Search the listing below for the word "وفاة" and copy each line that holds it.

_ _ _ _

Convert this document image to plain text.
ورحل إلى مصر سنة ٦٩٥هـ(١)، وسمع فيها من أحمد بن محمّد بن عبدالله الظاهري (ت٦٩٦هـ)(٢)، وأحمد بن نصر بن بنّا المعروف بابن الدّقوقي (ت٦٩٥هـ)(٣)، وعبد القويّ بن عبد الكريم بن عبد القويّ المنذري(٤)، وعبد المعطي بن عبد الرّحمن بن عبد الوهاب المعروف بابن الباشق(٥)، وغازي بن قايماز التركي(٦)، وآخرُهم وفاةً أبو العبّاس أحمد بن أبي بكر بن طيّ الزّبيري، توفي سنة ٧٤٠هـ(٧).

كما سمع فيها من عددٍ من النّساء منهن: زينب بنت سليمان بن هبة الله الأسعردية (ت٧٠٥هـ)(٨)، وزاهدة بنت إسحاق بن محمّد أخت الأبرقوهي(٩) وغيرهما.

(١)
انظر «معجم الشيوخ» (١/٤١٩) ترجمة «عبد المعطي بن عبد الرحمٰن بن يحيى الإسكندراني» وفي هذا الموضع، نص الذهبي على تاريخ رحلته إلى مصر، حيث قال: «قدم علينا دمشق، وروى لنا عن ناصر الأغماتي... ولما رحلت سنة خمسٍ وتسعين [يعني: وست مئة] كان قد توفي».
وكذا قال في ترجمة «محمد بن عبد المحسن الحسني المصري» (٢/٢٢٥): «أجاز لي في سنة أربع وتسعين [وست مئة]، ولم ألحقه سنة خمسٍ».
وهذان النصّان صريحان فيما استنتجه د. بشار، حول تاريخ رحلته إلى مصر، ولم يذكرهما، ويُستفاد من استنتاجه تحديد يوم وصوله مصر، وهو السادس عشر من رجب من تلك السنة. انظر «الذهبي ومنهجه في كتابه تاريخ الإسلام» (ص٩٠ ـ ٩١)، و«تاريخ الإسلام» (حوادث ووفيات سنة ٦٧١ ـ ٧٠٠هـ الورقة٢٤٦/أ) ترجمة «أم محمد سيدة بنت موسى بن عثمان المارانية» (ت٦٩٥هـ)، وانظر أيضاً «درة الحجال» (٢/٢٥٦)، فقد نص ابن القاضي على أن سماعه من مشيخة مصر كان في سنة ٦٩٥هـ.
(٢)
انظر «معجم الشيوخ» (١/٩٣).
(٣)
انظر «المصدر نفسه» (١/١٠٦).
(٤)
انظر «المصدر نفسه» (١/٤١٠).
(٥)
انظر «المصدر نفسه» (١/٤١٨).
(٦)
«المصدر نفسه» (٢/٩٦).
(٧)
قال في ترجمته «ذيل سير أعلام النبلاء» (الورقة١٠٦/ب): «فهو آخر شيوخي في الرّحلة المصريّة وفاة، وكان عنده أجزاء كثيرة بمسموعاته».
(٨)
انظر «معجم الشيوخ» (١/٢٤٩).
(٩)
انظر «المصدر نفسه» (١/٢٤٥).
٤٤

_ _ _ _

▸ EXERCISE SOLUTION:
ورحل إلى مصر سنة ٦٩٥هـ(١)، وسمع فيها من أحمد بن محمّد بن عبدالله الظاهري (ت٦٩٦هـ)(٢)، وأحمد بن نصر بن بنّا المعروف بابن الدّقوقي (ت٦٩٥هـ)(٣)، وعبد القويّ بن عبد الكريم بن عبد القويّ المنذري(٤)، وعبد المعطي بن عبد الرّحمن بن عبد الوهاب المعروف بابن الباشق(٥)، وغازي بن قايماز التركي(٦)، وآخرُهم وفاةً أبو العبّاس أحمد بن أبي بكر بن طيّ الزّبيري، توفي سنة ٧٤٠هـ(٧).
قال في ترجمته «ذيل سير أعلام النبلاء» (الورقة١٠٦/ب): «فهو آخر شيوخي في الرّحلة المصريّة وفاة، وكان عنده أجزاء كثيرة بمسموعاته».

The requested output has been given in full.